## WRITTEN EXERCISE
Check each line of the records below and collect those that include the word "type".

## SUPPLIED ENTRIES
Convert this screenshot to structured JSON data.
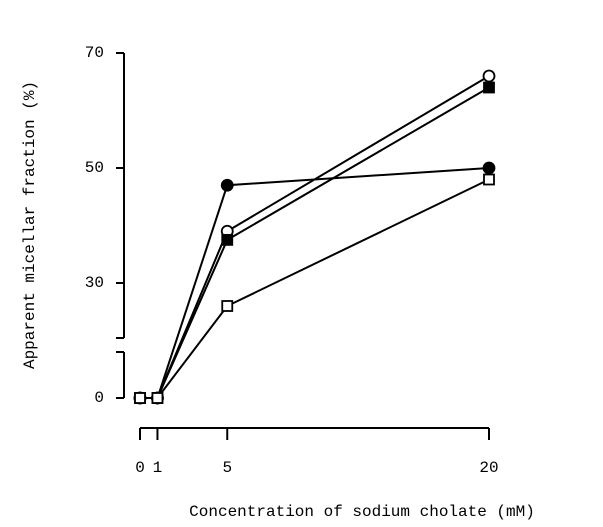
{
  "chart_data": {
    "type": "line",
    "y_label": "Apparent micellar fraction (%)",
    "x_label": "Concentration of sodium cholate (mM)",
    "x": [
      0,
      1,
      5,
      20
    ],
    "xlim": [
      0,
      20
    ],
    "xticks": [
      0,
      1,
      5,
      20
    ],
    "ylim": [
      0,
      70
    ],
    "yticks": [
      0,
      30,
      50,
      70
    ],
    "y_break": [
      0,
      10
    ],
    "series": [
      {
        "color": "#000000",
        "marker": "circle",
        "marker_fill": "open",
        "values": [
          0,
          0,
          39,
          66
        ]
      },
      {
        "color": "#000000",
        "marker": "square",
        "marker_fill": "filled",
        "values": [
          0,
          0,
          37.5,
          64
        ]
      },
      {
        "color": "#000000",
        "marker": "circle",
        "marker_fill": "filled",
        "values": [
          0,
          0,
          47,
          50
        ]
      },
      {
        "color": "#000000",
        "marker": "square",
        "marker_fill": "open",
        "values": [
          0,
          0,
          26,
          48
        ]
      }
    ]
  }
}
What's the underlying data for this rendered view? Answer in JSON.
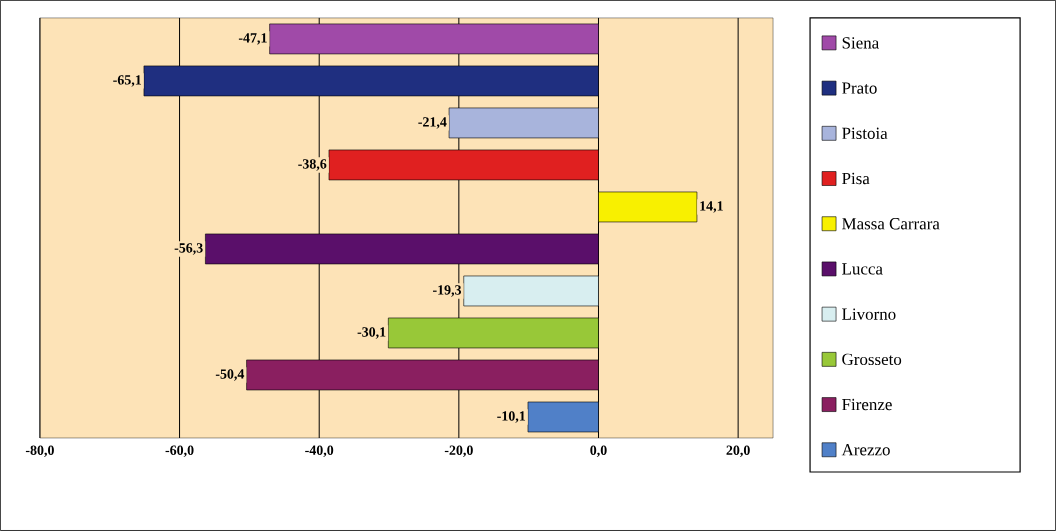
{
  "chart_data": {
    "type": "bar",
    "orientation": "horizontal",
    "categories": [
      null,
      null,
      null,
      null,
      null,
      null,
      null,
      null,
      null,
      null
    ],
    "series": [
      {
        "name": "Siena",
        "color": "#a04aa8",
        "values": [
          -47.1,
          null,
          null,
          null,
          null,
          null,
          null,
          null,
          null,
          null
        ],
        "value_labels": [
          "-47,1",
          null,
          null,
          null,
          null,
          null,
          null,
          null,
          null,
          null
        ]
      },
      {
        "name": "Prato",
        "color": "#1f2f80",
        "values": [
          null,
          -65.1,
          null,
          null,
          null,
          null,
          null,
          null,
          null,
          null
        ],
        "value_labels": [
          null,
          "-65,1",
          null,
          null,
          null,
          null,
          null,
          null,
          null,
          null
        ]
      },
      {
        "name": "Pistoia",
        "color": "#a8b4dc",
        "values": [
          null,
          null,
          -21.4,
          null,
          null,
          null,
          null,
          null,
          null,
          null
        ],
        "value_labels": [
          null,
          null,
          "-21,4",
          null,
          null,
          null,
          null,
          null,
          null,
          null
        ]
      },
      {
        "name": "Pisa",
        "color": "#e02020",
        "values": [
          null,
          null,
          null,
          -38.6,
          null,
          null,
          null,
          null,
          null,
          null
        ],
        "value_labels": [
          null,
          null,
          null,
          "-38,6",
          null,
          null,
          null,
          null,
          null,
          null
        ]
      },
      {
        "name": "Massa Carrara",
        "color": "#f8f000",
        "values": [
          null,
          null,
          null,
          null,
          14.1,
          null,
          null,
          null,
          null,
          null
        ],
        "value_labels": [
          null,
          null,
          null,
          null,
          "14,1",
          null,
          null,
          null,
          null,
          null
        ]
      },
      {
        "name": "Lucca",
        "color": "#5a0f6a",
        "values": [
          null,
          null,
          null,
          null,
          null,
          -56.3,
          null,
          null,
          null,
          null
        ],
        "value_labels": [
          null,
          null,
          null,
          null,
          null,
          "-56,3",
          null,
          null,
          null,
          null
        ]
      },
      {
        "name": "Livorno",
        "color": "#d8eef0",
        "values": [
          null,
          null,
          null,
          null,
          null,
          null,
          -19.3,
          null,
          null,
          null
        ],
        "value_labels": [
          null,
          null,
          null,
          null,
          null,
          null,
          "-19,3",
          null,
          null,
          null
        ]
      },
      {
        "name": "Grosseto",
        "color": "#98c838",
        "values": [
          null,
          null,
          null,
          null,
          null,
          null,
          null,
          -30.1,
          null,
          null
        ],
        "value_labels": [
          null,
          null,
          null,
          null,
          null,
          null,
          null,
          "-30,1",
          null,
          null
        ]
      },
      {
        "name": "Firenze",
        "color": "#8a1f60",
        "values": [
          null,
          null,
          null,
          null,
          null,
          null,
          null,
          null,
          -50.4,
          null
        ],
        "value_labels": [
          null,
          null,
          null,
          null,
          null,
          null,
          null,
          null,
          "-50,4",
          null
        ]
      },
      {
        "name": "Arezzo",
        "color": "#5080c8",
        "values": [
          null,
          null,
          null,
          null,
          null,
          null,
          null,
          null,
          null,
          -10.1
        ],
        "value_labels": [
          null,
          null,
          null,
          null,
          null,
          null,
          null,
          null,
          null,
          "-10,1"
        ]
      }
    ],
    "xlim": [
      -80,
      25
    ],
    "xticks": [
      {
        "value": -80,
        "label": "-80,0"
      },
      {
        "value": -60,
        "label": "-60,0"
      },
      {
        "value": -40,
        "label": "-40,0"
      },
      {
        "value": -20,
        "label": "-20,0"
      },
      {
        "value": 0,
        "label": "0,0"
      },
      {
        "value": 20,
        "label": "20,0"
      }
    ],
    "grid": "x",
    "legend": "right",
    "tick_labels": "x"
  }
}
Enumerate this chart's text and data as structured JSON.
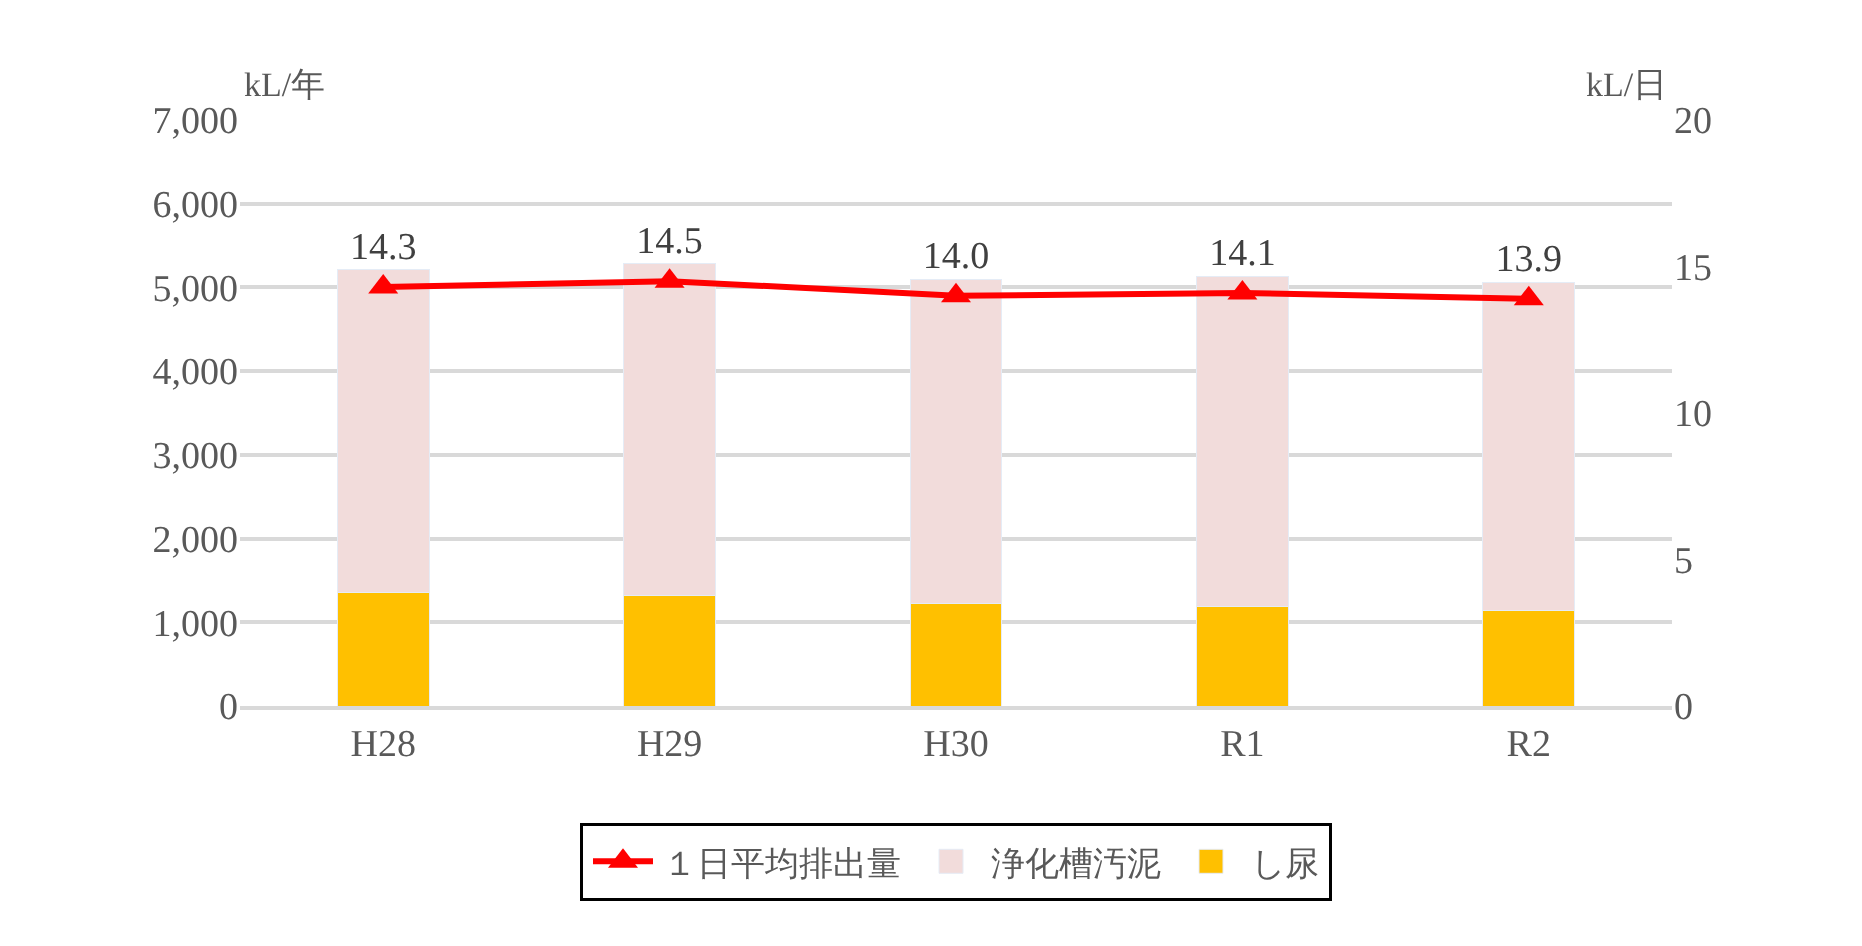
{
  "chart_data": {
    "type": "bar",
    "stacked": true,
    "categories": [
      "H28",
      "H29",
      "H30",
      "R1",
      "R2"
    ],
    "ylabel": "kL/年",
    "y2label": "kL/日",
    "series": [
      {
        "name": "し尿",
        "color": "#ffc000",
        "values": [
          1360,
          1320,
          1220,
          1190,
          1140
        ]
      },
      {
        "name": "浄化槽汚泥",
        "color": "#f2dcdb",
        "values": [
          3860,
          3960,
          3880,
          3940,
          3920
        ]
      },
      {
        "name": "１日平均排出量",
        "type": "line",
        "axis": "y2",
        "color": "#ff0000",
        "marker": "triangle",
        "values": [
          14.3,
          14.5,
          14.0,
          14.1,
          13.9
        ],
        "value_labels": [
          "14.3",
          "14.5",
          "14.0",
          "14.1",
          "13.9"
        ]
      }
    ],
    "ylim": [
      0,
      7000
    ],
    "yticks": [
      {
        "value": 0,
        "label": "0"
      },
      {
        "value": 1000,
        "label": "1,000"
      },
      {
        "value": 2000,
        "label": "2,000"
      },
      {
        "value": 3000,
        "label": "3,000"
      },
      {
        "value": 4000,
        "label": "4,000"
      },
      {
        "value": 5000,
        "label": "5,000"
      },
      {
        "value": 6000,
        "label": "6,000"
      },
      {
        "value": 7000,
        "label": "7,000"
      }
    ],
    "y2lim": [
      0,
      20
    ],
    "y2ticks": [
      0,
      5,
      10,
      15,
      20
    ],
    "grid": "y",
    "legend": "bottom"
  }
}
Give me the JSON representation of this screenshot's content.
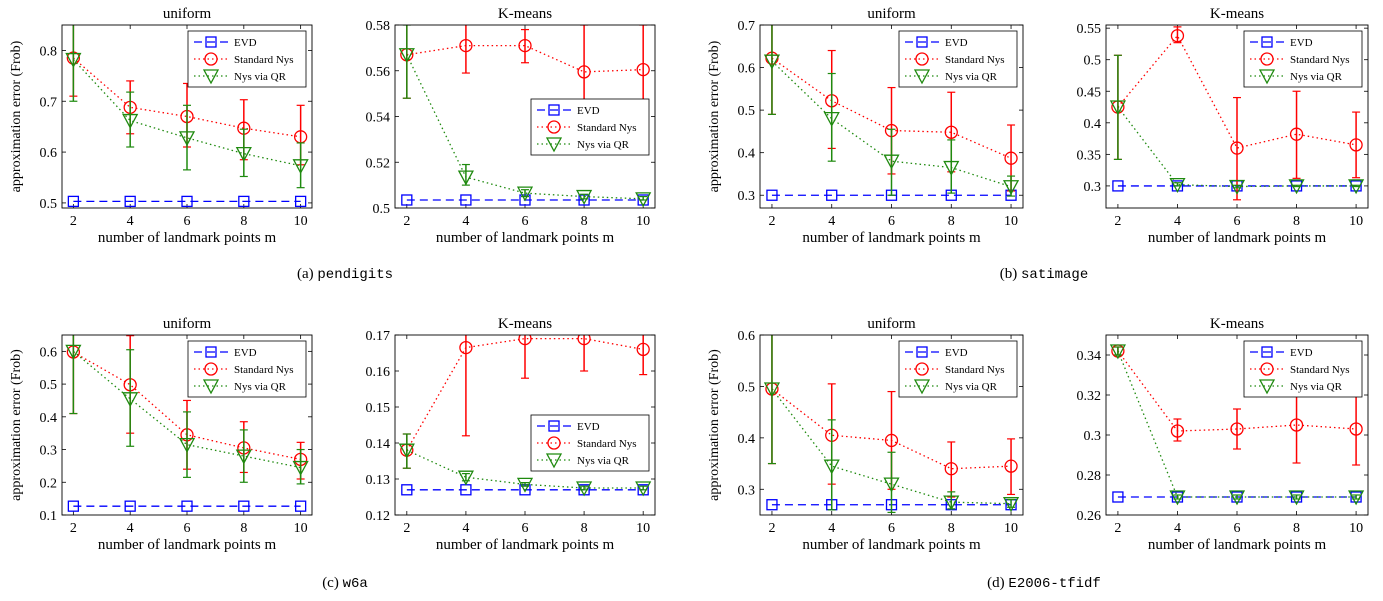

## SOLUTION FOR THIS EXERCISE
    "type": "line",
    "type": "bar",
    "type": "bar",
        "type": "line",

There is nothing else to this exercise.